- **Aim of the task**: Copy every line below word for word, without any changes.

- **Collection entries**:
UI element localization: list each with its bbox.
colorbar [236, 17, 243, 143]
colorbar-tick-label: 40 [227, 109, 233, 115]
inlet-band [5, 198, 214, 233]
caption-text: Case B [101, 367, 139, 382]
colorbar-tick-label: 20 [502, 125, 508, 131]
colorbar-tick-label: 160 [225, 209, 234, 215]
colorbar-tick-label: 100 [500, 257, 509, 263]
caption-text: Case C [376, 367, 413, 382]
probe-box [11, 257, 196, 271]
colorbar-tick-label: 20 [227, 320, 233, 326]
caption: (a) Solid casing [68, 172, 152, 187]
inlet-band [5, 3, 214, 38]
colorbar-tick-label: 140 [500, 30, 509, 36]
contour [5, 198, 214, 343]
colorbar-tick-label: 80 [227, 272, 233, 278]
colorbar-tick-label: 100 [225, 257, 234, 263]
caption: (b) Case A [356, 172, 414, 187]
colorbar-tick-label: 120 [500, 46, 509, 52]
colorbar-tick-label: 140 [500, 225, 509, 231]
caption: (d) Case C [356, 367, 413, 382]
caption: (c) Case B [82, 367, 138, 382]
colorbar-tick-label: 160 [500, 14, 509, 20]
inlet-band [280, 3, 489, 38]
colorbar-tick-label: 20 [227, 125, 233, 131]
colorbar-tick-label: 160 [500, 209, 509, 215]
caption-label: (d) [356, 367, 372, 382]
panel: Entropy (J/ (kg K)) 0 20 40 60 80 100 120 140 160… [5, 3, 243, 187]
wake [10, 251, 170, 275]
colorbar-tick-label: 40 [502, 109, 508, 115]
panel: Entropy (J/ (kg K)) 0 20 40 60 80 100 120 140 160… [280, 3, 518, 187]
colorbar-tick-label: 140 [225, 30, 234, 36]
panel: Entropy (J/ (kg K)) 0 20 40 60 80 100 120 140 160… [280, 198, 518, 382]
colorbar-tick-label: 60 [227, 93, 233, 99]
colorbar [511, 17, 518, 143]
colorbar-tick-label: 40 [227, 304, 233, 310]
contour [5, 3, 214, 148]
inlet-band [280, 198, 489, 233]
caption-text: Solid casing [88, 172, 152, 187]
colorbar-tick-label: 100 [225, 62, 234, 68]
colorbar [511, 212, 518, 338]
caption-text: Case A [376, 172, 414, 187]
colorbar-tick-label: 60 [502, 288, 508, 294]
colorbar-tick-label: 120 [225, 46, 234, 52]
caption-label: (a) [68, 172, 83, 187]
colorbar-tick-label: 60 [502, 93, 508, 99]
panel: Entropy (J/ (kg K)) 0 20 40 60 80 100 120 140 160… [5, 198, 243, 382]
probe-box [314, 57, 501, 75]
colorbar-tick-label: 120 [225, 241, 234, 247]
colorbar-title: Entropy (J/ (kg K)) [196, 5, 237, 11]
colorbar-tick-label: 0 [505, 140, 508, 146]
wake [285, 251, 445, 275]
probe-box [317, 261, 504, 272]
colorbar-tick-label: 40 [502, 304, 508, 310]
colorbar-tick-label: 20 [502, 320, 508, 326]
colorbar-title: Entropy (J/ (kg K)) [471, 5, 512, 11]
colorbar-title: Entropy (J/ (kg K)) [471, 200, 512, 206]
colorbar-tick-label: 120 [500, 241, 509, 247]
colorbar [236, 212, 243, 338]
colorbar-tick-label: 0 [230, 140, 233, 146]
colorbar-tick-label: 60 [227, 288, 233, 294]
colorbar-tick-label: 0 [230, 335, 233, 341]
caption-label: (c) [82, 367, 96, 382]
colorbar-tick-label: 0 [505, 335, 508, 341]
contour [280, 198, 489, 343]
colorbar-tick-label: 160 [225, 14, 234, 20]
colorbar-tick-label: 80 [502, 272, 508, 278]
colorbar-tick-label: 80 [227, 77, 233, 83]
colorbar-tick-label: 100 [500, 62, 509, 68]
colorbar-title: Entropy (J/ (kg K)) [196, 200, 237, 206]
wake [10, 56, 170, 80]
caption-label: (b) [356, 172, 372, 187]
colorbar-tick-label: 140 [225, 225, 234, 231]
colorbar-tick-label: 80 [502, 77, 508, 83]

- **Answer for the task**:
UI element localization: list each with its bbox.
colorbar [236, 17, 243, 143]
colorbar-tick-label: 40 [227, 109, 233, 115]
inlet-band [5, 198, 214, 233]
caption-text: Case B [101, 367, 139, 382]
colorbar-tick-label: 20 [502, 125, 508, 131]
colorbar-tick-label: 160 [225, 209, 234, 215]
colorbar-tick-label: 100 [500, 257, 509, 263]
caption-text: Case C [376, 367, 413, 382]
probe-box [11, 257, 196, 271]
colorbar-tick-label: 20 [227, 320, 233, 326]
caption: (a) Solid casing [68, 172, 152, 187]
inlet-band [5, 3, 214, 38]
colorbar-tick-label: 140 [500, 30, 509, 36]
contour [5, 198, 214, 343]
colorbar-tick-label: 80 [227, 272, 233, 278]
colorbar-tick-label: 100 [225, 257, 234, 263]
caption: (b) Case A [356, 172, 414, 187]
colorbar-tick-label: 120 [500, 46, 509, 52]
colorbar-tick-label: 140 [500, 225, 509, 231]
caption: (d) Case C [356, 367, 413, 382]
caption: (c) Case B [82, 367, 138, 382]
colorbar-tick-label: 160 [500, 14, 509, 20]
inlet-band [280, 3, 489, 38]
colorbar-tick-label: 20 [227, 125, 233, 131]
colorbar-tick-label: 160 [500, 209, 509, 215]
caption-label: (d) [356, 367, 372, 382]
panel: Entropy (J/ (kg K)) 0 20 40 60 80 100 120 140 160… [5, 3, 243, 187]
wake [10, 251, 170, 275]
colorbar-tick-label: 40 [502, 109, 508, 115]
panel: Entropy (J/ (kg K)) 0 20 40 60 80 100 120 140 160… [280, 3, 518, 187]
colorbar-tick-label: 140 [225, 30, 234, 36]
panel: Entropy (J/ (kg K)) 0 20 40 60 80 100 120 140 160… [280, 198, 518, 382]
colorbar-tick-label: 60 [227, 93, 233, 99]
colorbar [511, 17, 518, 143]
colorbar-tick-label: 40 [227, 304, 233, 310]
contour [5, 3, 214, 148]
inlet-band [280, 198, 489, 233]
caption-text: Solid casing [88, 172, 152, 187]
colorbar-tick-label: 100 [225, 62, 234, 68]
colorbar [511, 212, 518, 338]
caption-text: Case A [376, 172, 414, 187]
colorbar-tick-label: 60 [502, 288, 508, 294]
colorbar-tick-label: 120 [225, 46, 234, 52]
caption-label: (a) [68, 172, 83, 187]
colorbar-tick-label: 60 [502, 93, 508, 99]
panel: Entropy (J/ (kg K)) 0 20 40 60 80 100 120 140 160… [5, 198, 243, 382]
probe-box [314, 57, 501, 75]
colorbar-tick-label: 120 [225, 241, 234, 247]
colorbar-title: Entropy (J/ (kg K)) [196, 5, 237, 11]
colorbar-tick-label: 0 [505, 140, 508, 146]
wake [285, 251, 445, 275]
probe-box [317, 261, 504, 272]
colorbar-tick-label: 40 [502, 304, 508, 310]
colorbar-tick-label: 20 [502, 320, 508, 326]
colorbar-title: Entropy (J/ (kg K)) [471, 5, 512, 11]
colorbar-title: Entropy (J/ (kg K)) [471, 200, 512, 206]
colorbar-tick-label: 120 [500, 241, 509, 247]
colorbar [236, 212, 243, 338]
colorbar-tick-label: 0 [230, 140, 233, 146]
colorbar-tick-label: 60 [227, 288, 233, 294]
colorbar-tick-label: 0 [230, 335, 233, 341]
caption-label: (c) [82, 367, 96, 382]
colorbar-tick-label: 0 [505, 335, 508, 341]
contour [280, 198, 489, 343]
colorbar-tick-label: 160 [225, 14, 234, 20]
colorbar-tick-label: 80 [502, 272, 508, 278]
colorbar-tick-label: 80 [227, 77, 233, 83]
colorbar-tick-label: 100 [500, 62, 509, 68]
colorbar-title: Entropy (J/ (kg K)) [196, 200, 237, 206]
wake [10, 56, 170, 80]
caption-label: (b) [356, 172, 372, 187]
colorbar-tick-label: 140 [225, 225, 234, 231]
colorbar-tick-label: 80 [502, 77, 508, 83]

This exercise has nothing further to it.